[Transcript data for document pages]
________________

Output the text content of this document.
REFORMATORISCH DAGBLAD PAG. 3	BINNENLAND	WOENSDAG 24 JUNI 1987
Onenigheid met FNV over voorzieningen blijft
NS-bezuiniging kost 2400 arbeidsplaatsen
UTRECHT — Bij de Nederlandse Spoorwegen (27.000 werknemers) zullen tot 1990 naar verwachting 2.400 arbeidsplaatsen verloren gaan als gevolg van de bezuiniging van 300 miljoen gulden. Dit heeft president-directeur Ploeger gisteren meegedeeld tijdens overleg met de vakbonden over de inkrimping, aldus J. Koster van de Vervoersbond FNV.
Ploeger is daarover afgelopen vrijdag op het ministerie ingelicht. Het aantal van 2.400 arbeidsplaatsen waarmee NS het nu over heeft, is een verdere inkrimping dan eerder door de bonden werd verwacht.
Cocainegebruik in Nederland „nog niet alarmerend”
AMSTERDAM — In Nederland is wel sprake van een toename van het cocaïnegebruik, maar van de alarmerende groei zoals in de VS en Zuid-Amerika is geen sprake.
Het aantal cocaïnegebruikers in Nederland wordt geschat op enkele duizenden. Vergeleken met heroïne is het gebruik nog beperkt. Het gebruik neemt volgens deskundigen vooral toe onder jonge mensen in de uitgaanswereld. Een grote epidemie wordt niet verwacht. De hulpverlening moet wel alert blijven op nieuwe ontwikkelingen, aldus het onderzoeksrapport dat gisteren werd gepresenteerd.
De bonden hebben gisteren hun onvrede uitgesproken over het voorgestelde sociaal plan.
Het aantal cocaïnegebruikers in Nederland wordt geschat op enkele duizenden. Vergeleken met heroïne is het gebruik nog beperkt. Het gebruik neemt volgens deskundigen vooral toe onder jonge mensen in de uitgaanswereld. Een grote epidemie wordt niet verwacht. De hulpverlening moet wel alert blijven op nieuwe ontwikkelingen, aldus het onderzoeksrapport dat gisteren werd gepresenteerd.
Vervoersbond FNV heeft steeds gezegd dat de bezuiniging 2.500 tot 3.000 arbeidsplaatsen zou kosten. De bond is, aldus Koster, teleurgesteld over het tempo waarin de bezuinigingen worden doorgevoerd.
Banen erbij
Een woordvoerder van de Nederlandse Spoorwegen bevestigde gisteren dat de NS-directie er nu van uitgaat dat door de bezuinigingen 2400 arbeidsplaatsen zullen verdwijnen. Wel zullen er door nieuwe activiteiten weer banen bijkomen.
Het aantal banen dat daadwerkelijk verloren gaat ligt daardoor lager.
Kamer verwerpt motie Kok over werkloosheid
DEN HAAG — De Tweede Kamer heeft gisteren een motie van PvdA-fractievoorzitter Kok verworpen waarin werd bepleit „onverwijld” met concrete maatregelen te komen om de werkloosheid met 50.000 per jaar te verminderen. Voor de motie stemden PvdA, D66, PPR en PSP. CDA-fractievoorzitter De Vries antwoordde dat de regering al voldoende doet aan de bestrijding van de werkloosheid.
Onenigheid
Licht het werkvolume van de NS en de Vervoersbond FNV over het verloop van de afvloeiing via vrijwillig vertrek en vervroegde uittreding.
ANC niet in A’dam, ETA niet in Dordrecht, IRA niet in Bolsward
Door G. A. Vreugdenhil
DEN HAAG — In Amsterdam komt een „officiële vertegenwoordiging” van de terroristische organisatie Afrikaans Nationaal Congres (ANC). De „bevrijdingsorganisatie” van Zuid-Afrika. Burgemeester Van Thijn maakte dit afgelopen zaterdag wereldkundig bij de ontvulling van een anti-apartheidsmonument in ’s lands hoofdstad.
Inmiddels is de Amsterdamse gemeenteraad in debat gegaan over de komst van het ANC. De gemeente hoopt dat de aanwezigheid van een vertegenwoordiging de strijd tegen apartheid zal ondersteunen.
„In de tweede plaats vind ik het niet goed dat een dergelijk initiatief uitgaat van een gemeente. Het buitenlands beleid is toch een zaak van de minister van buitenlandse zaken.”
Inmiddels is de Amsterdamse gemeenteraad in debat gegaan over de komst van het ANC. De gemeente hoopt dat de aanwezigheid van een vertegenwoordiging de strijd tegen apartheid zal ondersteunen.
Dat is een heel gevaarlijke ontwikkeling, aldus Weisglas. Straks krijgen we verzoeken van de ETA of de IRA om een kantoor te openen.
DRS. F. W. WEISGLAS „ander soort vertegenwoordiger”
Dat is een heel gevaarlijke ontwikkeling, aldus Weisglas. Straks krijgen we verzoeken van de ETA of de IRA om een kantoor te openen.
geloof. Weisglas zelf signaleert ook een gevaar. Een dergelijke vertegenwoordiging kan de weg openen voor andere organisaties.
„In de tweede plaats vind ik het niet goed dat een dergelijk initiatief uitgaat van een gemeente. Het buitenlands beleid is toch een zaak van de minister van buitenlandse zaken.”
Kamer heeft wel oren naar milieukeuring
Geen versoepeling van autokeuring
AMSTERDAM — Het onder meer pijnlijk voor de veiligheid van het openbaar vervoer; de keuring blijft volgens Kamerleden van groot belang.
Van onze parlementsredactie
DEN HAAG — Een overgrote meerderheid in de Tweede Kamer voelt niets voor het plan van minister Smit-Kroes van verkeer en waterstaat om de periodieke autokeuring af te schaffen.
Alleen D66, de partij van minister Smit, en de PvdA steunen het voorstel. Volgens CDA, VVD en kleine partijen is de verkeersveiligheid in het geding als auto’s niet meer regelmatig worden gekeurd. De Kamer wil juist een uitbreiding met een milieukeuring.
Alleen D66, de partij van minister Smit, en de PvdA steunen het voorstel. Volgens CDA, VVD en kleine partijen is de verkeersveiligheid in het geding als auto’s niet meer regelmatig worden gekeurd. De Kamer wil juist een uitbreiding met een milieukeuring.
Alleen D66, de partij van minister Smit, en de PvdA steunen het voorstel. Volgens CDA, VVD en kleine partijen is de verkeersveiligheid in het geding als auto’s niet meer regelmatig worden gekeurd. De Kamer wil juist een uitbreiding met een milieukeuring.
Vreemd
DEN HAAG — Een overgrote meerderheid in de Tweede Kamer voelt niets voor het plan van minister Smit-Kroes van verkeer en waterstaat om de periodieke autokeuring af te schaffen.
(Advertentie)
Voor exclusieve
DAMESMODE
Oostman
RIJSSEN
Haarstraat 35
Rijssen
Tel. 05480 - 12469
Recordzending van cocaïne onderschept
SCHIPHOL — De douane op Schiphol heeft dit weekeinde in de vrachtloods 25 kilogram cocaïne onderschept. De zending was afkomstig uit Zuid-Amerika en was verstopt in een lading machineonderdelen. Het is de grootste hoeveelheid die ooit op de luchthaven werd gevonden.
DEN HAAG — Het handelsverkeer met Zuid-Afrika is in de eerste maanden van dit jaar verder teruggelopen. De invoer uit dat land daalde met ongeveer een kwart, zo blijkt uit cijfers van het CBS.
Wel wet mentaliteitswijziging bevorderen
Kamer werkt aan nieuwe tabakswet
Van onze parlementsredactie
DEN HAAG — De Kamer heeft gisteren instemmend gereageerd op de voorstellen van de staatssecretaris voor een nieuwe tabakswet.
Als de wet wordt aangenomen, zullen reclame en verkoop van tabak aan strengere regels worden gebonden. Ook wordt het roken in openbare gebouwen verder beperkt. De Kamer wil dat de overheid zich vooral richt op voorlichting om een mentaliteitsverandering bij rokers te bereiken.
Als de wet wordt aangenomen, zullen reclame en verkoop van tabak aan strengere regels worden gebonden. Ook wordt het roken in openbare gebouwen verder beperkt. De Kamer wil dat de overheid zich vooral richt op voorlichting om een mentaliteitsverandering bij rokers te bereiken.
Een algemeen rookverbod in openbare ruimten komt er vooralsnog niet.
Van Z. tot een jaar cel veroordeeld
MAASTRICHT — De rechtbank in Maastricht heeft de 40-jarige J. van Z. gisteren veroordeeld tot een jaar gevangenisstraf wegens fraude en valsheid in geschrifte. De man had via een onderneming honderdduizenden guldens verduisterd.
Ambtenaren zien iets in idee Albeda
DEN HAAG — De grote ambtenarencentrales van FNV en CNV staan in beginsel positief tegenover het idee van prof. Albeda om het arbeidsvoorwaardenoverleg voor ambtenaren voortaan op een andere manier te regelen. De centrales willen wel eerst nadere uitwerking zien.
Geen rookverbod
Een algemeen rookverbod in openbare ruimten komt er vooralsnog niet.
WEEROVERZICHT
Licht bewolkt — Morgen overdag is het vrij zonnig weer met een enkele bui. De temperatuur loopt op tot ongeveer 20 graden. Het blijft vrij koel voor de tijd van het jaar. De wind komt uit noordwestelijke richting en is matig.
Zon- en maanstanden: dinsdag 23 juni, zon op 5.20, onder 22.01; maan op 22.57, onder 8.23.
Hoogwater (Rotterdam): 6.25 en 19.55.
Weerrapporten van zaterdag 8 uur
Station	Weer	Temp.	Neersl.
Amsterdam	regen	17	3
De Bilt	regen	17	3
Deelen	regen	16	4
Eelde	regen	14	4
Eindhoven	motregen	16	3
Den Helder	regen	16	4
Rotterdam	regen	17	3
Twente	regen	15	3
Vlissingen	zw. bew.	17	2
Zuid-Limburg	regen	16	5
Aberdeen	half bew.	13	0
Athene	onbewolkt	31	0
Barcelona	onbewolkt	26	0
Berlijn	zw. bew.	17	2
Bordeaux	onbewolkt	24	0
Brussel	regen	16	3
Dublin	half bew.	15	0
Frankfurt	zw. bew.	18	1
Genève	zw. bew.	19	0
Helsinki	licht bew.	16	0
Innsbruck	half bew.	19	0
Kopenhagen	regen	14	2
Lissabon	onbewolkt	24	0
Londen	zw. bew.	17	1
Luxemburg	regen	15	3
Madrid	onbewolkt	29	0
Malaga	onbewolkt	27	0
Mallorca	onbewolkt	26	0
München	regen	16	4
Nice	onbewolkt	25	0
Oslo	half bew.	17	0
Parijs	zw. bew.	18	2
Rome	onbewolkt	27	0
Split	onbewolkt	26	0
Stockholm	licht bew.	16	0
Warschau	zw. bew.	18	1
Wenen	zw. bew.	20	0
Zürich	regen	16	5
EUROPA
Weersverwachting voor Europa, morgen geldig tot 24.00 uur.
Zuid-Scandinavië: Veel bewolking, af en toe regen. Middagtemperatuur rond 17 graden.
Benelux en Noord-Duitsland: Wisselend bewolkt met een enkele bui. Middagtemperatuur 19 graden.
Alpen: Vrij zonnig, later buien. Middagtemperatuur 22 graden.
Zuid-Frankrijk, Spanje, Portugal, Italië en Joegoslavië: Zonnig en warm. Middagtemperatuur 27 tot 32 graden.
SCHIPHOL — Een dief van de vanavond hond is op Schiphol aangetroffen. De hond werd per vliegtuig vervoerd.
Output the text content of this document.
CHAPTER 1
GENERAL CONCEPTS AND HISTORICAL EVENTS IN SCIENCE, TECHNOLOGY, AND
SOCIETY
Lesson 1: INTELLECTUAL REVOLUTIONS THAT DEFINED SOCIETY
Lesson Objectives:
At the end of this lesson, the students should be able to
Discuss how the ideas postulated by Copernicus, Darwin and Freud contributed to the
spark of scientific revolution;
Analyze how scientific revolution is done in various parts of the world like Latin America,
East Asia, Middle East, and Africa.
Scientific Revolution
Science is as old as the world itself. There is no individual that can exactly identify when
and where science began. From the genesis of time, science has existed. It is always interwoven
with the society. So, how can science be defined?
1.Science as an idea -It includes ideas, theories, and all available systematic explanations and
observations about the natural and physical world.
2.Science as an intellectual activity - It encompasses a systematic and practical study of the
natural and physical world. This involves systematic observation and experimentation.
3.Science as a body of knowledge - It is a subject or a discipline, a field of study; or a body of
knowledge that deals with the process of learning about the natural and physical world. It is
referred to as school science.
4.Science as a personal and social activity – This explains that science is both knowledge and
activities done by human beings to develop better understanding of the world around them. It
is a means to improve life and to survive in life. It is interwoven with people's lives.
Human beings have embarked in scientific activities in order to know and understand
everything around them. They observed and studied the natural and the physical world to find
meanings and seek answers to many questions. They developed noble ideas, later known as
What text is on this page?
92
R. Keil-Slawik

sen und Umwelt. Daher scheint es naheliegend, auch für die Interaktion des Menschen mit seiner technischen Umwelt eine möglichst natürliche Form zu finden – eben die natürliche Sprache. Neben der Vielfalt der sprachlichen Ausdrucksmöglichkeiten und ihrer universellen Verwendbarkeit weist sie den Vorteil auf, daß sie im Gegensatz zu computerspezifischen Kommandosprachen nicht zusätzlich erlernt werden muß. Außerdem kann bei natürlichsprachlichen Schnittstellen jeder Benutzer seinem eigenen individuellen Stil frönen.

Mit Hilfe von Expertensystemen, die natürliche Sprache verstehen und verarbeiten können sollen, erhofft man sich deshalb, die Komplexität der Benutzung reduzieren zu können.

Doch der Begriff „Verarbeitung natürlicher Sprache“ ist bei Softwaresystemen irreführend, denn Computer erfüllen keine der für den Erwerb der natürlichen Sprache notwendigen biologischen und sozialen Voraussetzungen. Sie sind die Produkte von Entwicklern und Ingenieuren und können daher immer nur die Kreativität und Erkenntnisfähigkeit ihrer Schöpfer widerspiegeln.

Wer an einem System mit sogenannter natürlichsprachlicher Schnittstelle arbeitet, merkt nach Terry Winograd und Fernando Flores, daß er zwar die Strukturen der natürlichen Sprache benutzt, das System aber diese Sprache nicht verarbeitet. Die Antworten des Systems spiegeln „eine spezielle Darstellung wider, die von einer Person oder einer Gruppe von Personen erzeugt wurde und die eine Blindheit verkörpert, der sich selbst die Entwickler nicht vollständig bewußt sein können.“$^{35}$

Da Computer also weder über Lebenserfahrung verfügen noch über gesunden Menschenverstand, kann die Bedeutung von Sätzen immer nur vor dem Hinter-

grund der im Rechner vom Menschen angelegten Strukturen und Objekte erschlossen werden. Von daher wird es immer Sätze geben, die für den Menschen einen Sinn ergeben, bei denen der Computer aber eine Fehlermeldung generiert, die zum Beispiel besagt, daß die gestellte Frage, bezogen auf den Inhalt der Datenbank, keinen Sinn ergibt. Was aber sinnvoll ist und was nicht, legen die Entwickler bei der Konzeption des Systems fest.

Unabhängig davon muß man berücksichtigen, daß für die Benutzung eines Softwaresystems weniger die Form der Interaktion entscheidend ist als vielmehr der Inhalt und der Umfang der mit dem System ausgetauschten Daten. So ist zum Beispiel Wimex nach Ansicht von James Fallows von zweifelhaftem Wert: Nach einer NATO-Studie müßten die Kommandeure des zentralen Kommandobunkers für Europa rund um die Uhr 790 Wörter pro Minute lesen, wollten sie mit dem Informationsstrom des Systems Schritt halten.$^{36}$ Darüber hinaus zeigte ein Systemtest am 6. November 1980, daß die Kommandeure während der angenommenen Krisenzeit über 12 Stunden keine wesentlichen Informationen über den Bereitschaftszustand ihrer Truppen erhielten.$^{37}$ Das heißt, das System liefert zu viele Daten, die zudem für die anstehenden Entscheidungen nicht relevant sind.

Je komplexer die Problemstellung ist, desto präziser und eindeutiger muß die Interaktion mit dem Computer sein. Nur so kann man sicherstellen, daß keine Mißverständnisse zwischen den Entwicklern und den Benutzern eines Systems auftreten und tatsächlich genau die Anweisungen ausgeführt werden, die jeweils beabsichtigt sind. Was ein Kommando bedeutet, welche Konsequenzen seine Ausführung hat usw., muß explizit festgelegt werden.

________________

■ TASK INSTRUCTIONS ■
Return a copy of every line in the records that includes the string "around".

■ SOLUTION ■
activities done by human beings to develop better understanding of the world around them. It
everything around them. They observed and studied the natural and the physical world to find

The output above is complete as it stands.